> **Stated goal**:
Repeat all of the material below exactly as written, images excluded.

(Dataset items)
>>>

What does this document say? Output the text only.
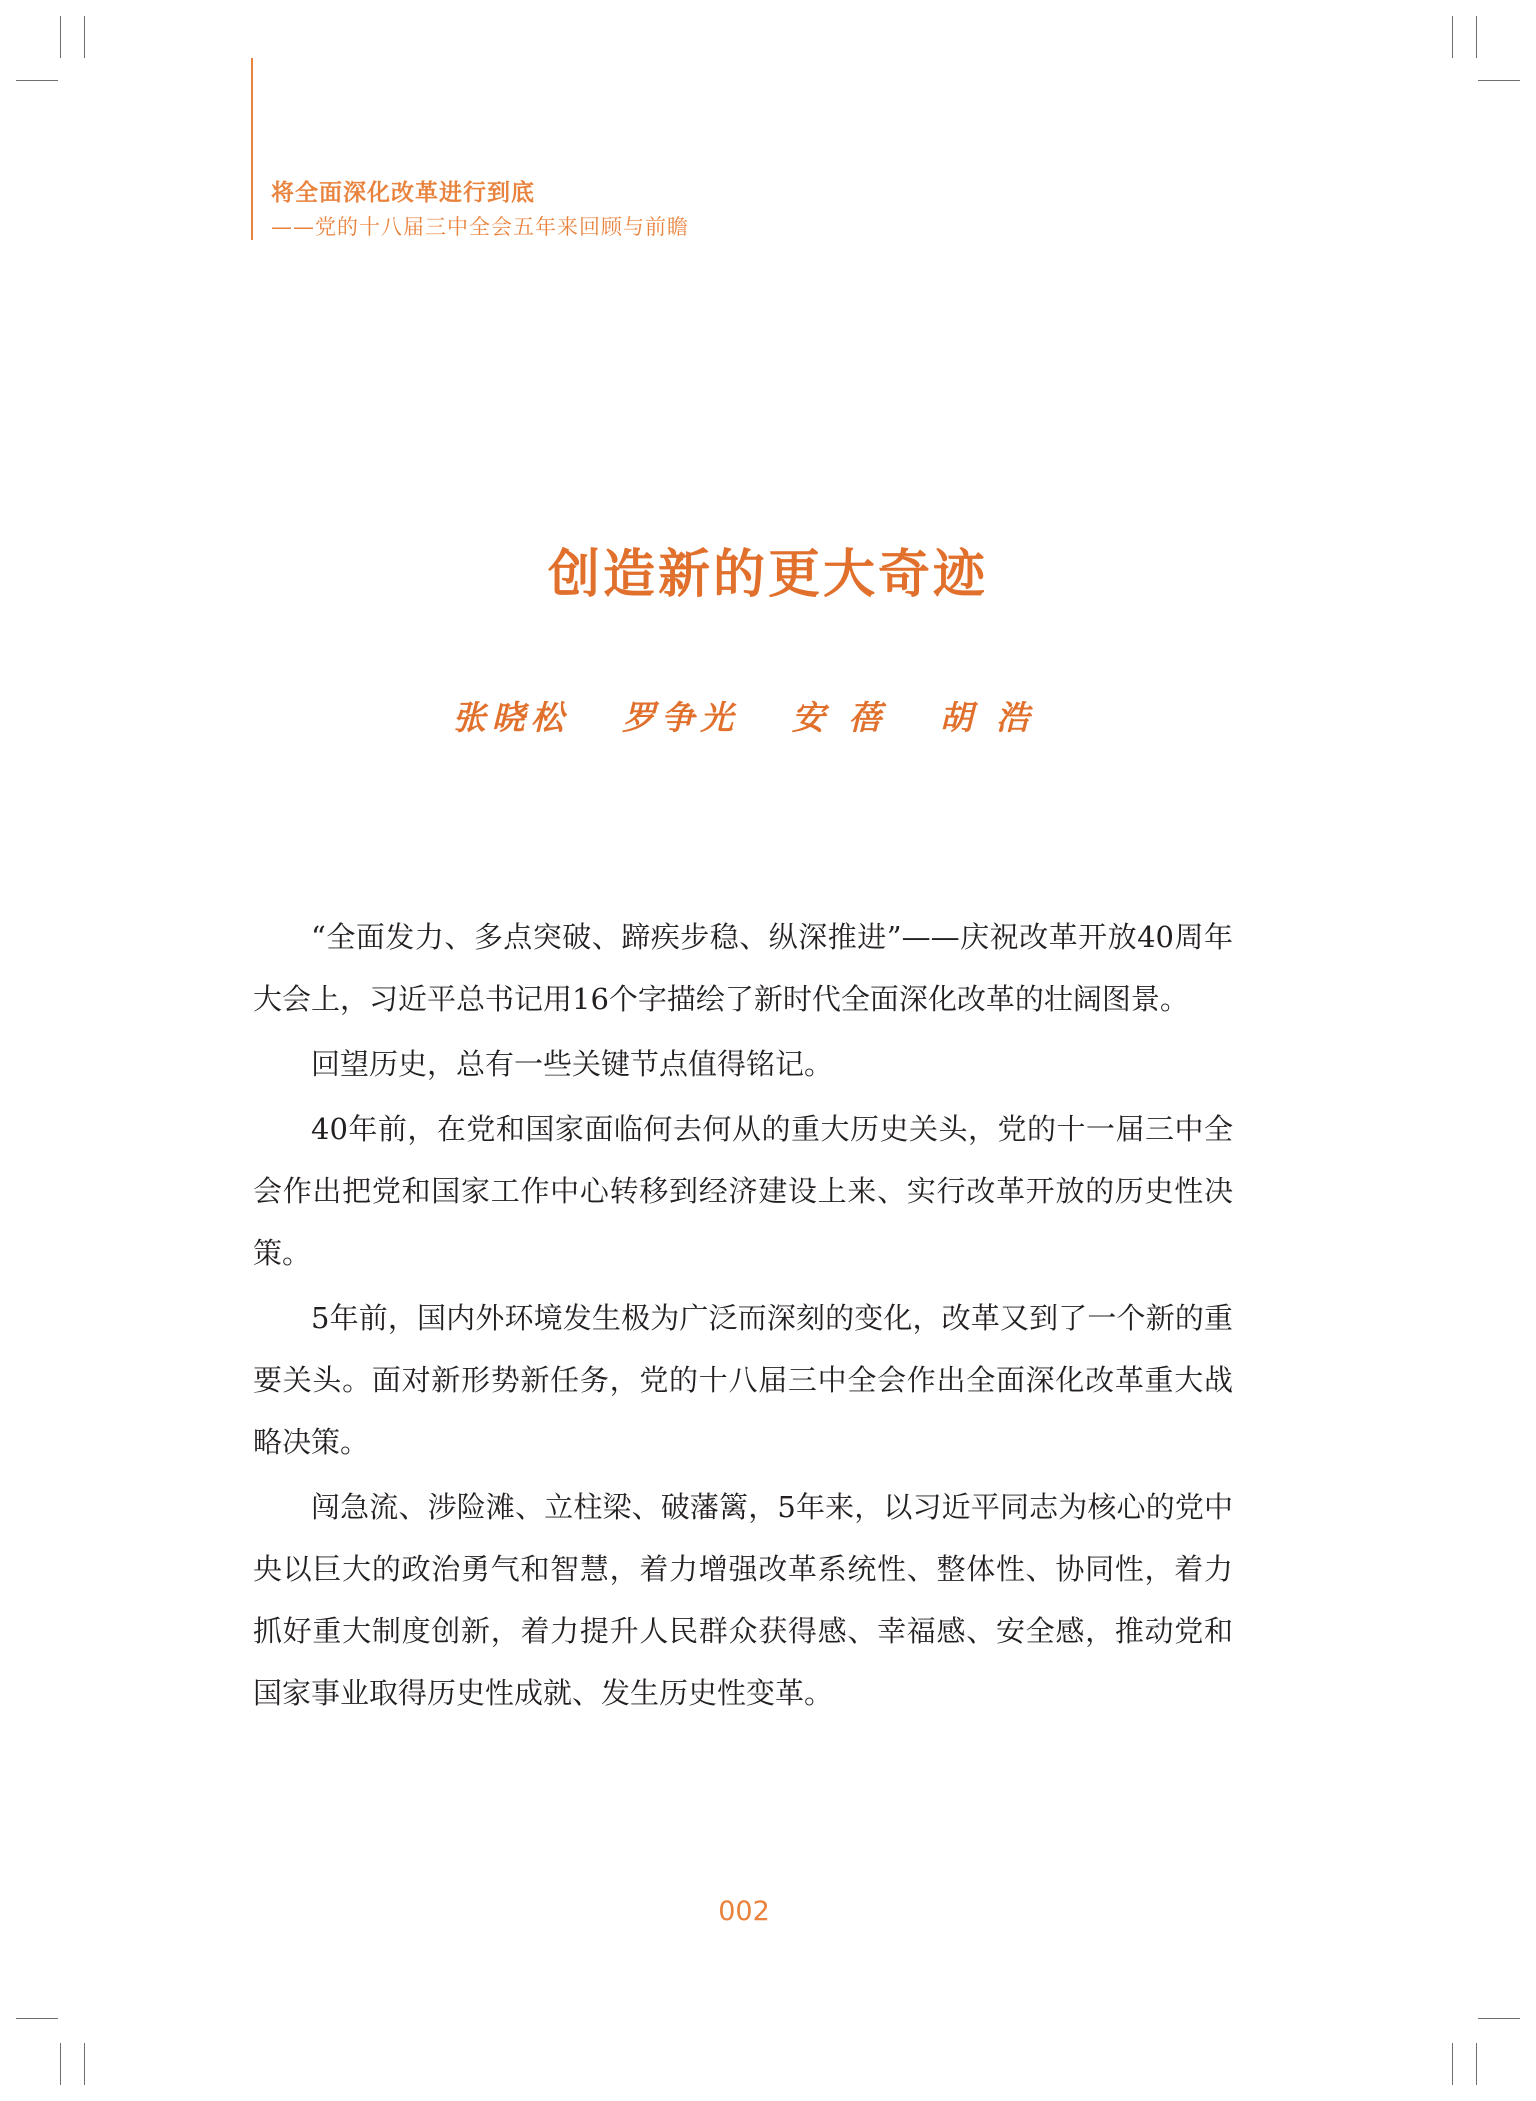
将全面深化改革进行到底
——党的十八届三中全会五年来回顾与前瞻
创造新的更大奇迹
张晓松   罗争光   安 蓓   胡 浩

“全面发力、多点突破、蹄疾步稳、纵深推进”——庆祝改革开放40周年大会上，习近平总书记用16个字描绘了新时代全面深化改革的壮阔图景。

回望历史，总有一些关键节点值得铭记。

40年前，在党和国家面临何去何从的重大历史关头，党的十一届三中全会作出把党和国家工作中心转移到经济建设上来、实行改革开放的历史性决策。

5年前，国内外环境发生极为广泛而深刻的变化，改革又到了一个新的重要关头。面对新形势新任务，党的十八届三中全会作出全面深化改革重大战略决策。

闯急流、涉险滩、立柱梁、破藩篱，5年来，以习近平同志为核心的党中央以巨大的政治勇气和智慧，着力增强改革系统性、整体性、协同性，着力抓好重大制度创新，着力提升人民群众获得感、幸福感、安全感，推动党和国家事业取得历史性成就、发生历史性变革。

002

<<<

> **Exercise output**:
What does this document say? Output the text only.
将全面深化改革进行到底
——党的十八届三中全会五年来回顾与前瞻
创造新的更大奇迹
张晓松   罗争光   安 蓓   胡 浩

“全面发力、多点突破、蹄疾步稳、纵深推进”——庆祝改革开放40周年大会上，习近平总书记用16个字描绘了新时代全面深化改革的壮阔图景。

回望历史，总有一些关键节点值得铭记。

40年前，在党和国家面临何去何从的重大历史关头，党的十一届三中全会作出把党和国家工作中心转移到经济建设上来、实行改革开放的历史性决策。

5年前，国内外环境发生极为广泛而深刻的变化，改革又到了一个新的重要关头。面对新形势新任务，党的十八届三中全会作出全面深化改革重大战略决策。

闯急流、涉险滩、立柱梁、破藩篱，5年来，以习近平同志为核心的党中央以巨大的政治勇气和智慧，着力增强改革系统性、整体性、协同性，着力抓好重大制度创新，着力提升人民群众获得感、幸福感、安全感，推动党和国家事业取得历史性成就、发生历史性变革。

002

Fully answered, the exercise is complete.